| Job |
Return all the data below as it stands, minus the pictures.

Saved entries
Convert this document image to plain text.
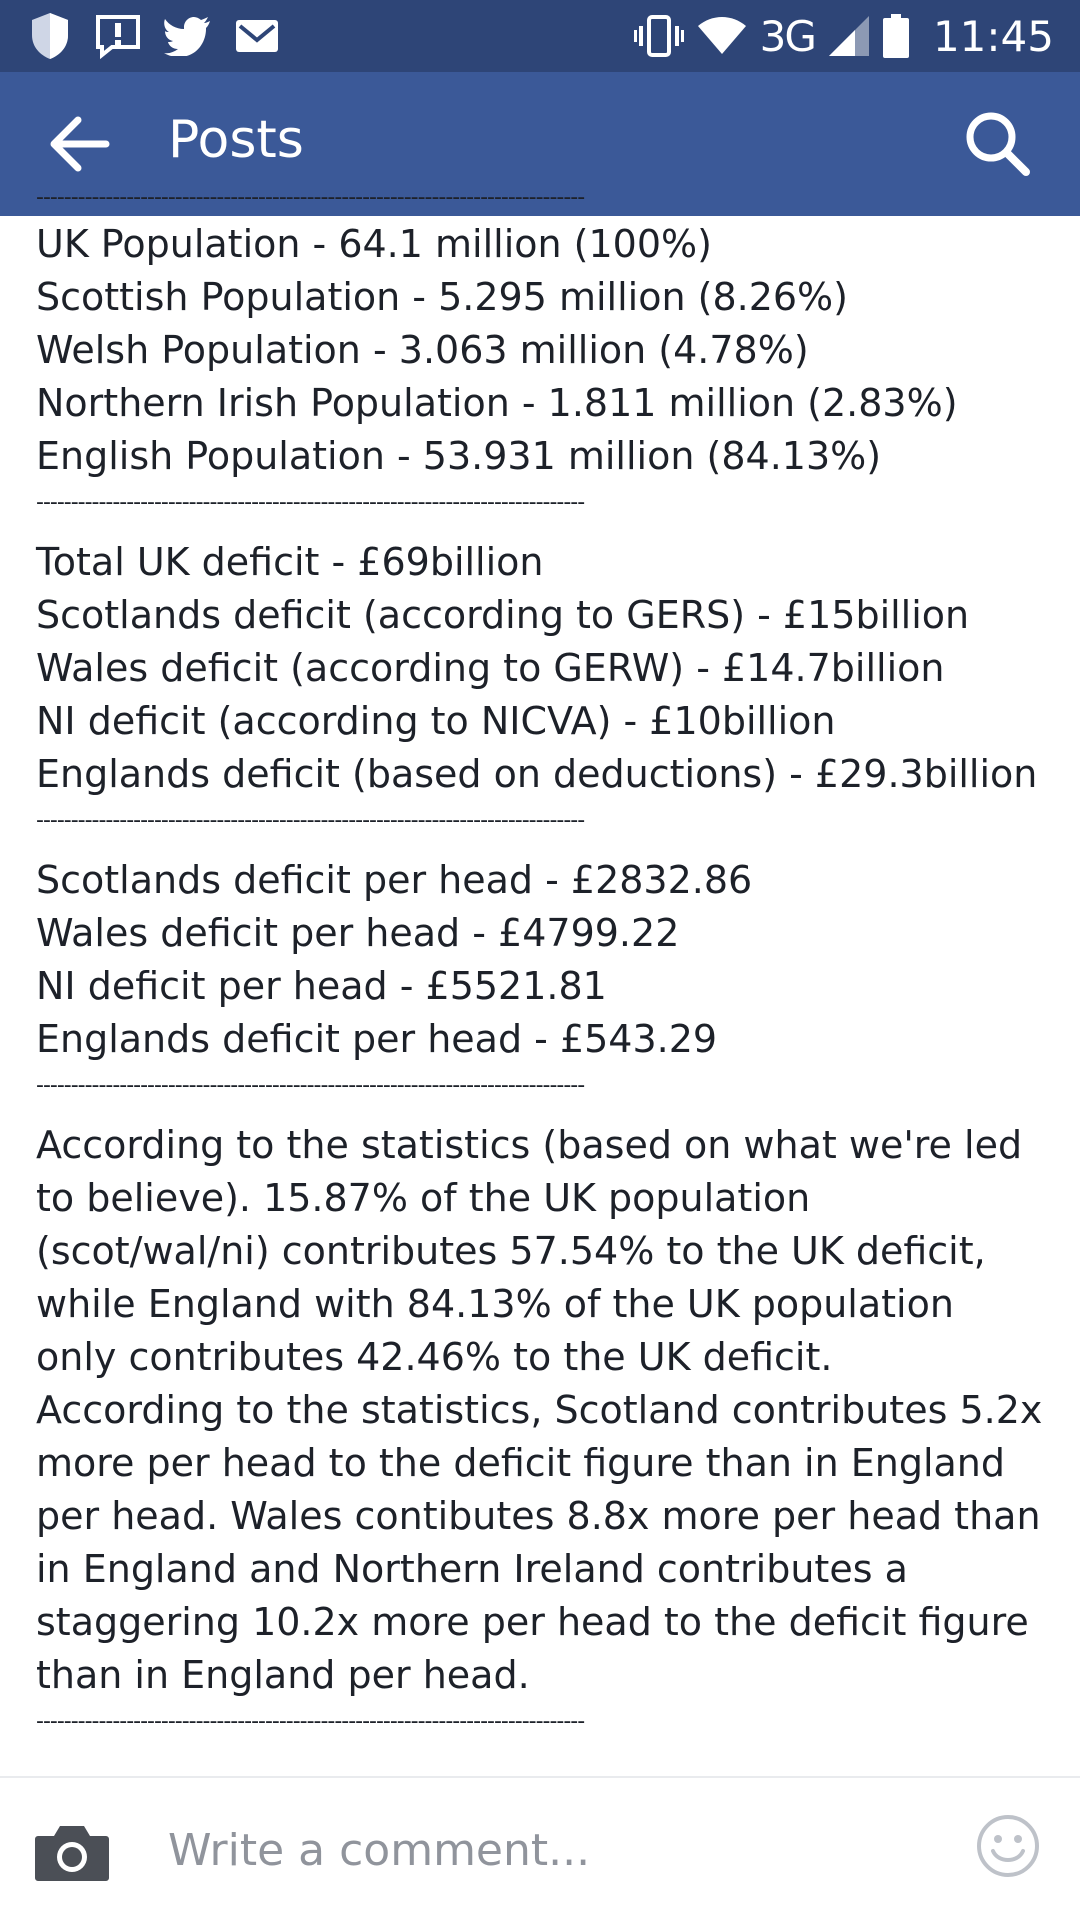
3G	11:45
Posts
-------------------------------------------------------------------------------
UK Population - 64.1 million (100%)
Scottish Population - 5.295 million (8.26%)
Welsh Population - 3.063 million (4.78%)
Northern Irish Population - 1.811 million (2.83%)
English Population - 53.931 million (84.13%)
-------------------------------------------------------------------------------
Total UK deficit - £69billion
Scotlands deficit (according to GERS) - £15billion
Wales deficit (according to GERW) - £14.7billion
NI deficit (according to NICVA) - £10billion
Englands deficit (based on deductions) - £29.3billion
-------------------------------------------------------------------------------
Scotlands deficit per head - £2832.86
Wales deficit per head - £4799.22
NI deficit per head - £5521.81
Englands deficit per head - £543.29
-------------------------------------------------------------------------------
According to the statistics (based on what we're led to believe). 15.87% of the UK population (scot/wal/ni) contributes 57.54% to the UK deficit, while England with 84.13% of the UK population only contributes 42.46% to the UK deficit.
According to the statistics, Scotland contributes 5.2x more per head to the deficit figure than in England per head. Wales contibutes 8.8x more per head than in England and Northern Ireland contributes a staggering 10.2x more per head to the deficit figure than in England per head.
-------------------------------------------------------------------------------
Write a comment...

| Task result |
Convert this document image to plain text.
3G	11:45
Posts
-------------------------------------------------------------------------------
UK Population - 64.1 million (100%)
Scottish Population - 5.295 million (8.26%)
Welsh Population - 3.063 million (4.78%)
Northern Irish Population - 1.811 million (2.83%)
English Population - 53.931 million (84.13%)
-------------------------------------------------------------------------------
Total UK deficit - £69billion
Scotlands deficit (according to GERS) - £15billion
Wales deficit (according to GERW) - £14.7billion
NI deficit (according to NICVA) - £10billion
Englands deficit (based on deductions) - £29.3billion
-------------------------------------------------------------------------------
Scotlands deficit per head - £2832.86
Wales deficit per head - £4799.22
NI deficit per head - £5521.81
Englands deficit per head - £543.29
-------------------------------------------------------------------------------
According to the statistics (based on what we're led to believe). 15.87% of the UK population (scot/wal/ni) contributes 57.54% to the UK deficit, while England with 84.13% of the UK population only contributes 42.46% to the UK deficit.
According to the statistics, Scotland contributes 5.2x more per head to the deficit figure than in England per head. Wales contibutes 8.8x more per head than in England and Northern Ireland contributes a staggering 10.2x more per head to the deficit figure than in England per head.
-------------------------------------------------------------------------------
Write a comment...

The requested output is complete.